# DIRECTIONS FOR THIS TASK
Pull each line containing "Dynamic" out of the data and copy it.

-------- RECORD SET --------

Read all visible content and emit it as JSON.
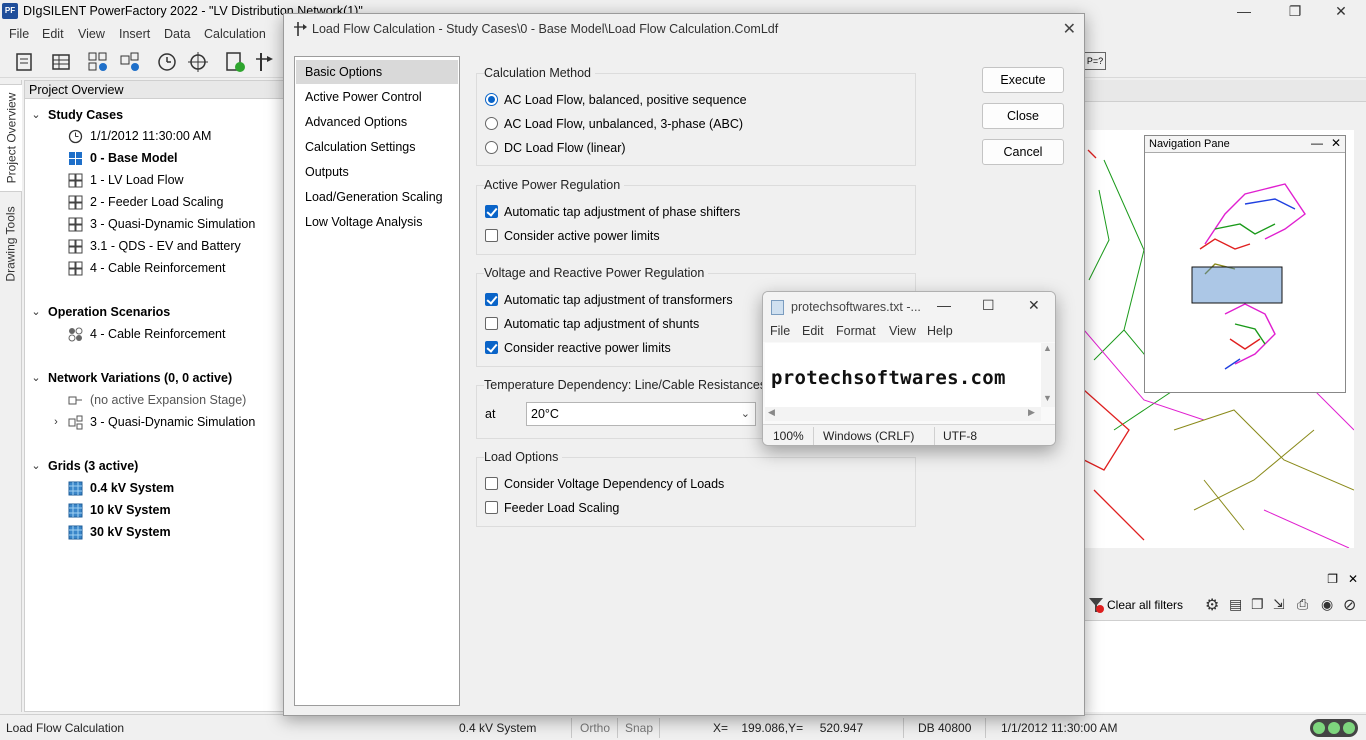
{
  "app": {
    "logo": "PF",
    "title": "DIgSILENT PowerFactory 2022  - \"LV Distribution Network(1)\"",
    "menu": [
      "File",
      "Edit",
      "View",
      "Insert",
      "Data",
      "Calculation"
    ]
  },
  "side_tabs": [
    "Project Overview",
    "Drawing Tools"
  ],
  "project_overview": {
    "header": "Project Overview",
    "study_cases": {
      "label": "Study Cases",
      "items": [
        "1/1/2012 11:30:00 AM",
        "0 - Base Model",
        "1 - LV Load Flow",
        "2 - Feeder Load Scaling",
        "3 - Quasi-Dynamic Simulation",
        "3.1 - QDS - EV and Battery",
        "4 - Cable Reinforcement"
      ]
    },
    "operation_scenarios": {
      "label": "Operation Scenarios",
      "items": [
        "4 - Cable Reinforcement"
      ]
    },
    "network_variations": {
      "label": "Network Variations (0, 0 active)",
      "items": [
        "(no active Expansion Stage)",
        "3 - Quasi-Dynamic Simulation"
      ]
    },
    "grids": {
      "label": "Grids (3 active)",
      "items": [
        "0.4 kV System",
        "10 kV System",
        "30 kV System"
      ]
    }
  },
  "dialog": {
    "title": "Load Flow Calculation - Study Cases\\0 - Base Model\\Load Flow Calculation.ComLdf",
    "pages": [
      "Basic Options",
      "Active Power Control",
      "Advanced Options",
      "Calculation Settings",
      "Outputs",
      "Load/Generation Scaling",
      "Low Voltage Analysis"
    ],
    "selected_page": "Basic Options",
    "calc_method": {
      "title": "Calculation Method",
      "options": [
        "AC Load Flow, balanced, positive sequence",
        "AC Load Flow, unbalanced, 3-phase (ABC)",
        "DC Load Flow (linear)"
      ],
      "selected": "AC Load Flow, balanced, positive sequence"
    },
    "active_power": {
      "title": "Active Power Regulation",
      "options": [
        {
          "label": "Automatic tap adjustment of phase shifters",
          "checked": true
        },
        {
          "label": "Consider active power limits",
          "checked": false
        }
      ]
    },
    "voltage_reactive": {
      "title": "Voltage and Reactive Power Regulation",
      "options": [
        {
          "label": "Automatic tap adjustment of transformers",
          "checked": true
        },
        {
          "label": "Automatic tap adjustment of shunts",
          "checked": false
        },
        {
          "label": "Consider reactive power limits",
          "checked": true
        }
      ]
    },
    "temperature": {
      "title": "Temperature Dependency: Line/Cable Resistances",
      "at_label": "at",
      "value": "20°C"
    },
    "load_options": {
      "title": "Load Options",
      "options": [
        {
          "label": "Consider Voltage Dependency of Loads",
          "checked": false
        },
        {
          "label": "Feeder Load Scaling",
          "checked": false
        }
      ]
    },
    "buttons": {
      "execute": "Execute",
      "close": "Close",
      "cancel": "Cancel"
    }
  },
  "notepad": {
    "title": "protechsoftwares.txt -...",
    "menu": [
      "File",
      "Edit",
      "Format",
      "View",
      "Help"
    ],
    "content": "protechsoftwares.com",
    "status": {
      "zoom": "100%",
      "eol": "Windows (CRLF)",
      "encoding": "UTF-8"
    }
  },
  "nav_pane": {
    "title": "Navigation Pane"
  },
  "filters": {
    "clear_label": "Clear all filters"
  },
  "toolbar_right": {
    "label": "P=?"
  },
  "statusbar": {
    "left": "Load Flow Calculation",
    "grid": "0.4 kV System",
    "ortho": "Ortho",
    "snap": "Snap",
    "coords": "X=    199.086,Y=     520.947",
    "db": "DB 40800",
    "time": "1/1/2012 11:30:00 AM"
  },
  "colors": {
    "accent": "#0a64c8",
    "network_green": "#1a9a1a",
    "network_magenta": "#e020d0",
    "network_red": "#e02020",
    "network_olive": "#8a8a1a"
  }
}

--------

# EXERCISE RESPONSE
        "3 - Quasi-Dynamic Simulation",
        "3 - Quasi-Dynamic Simulation"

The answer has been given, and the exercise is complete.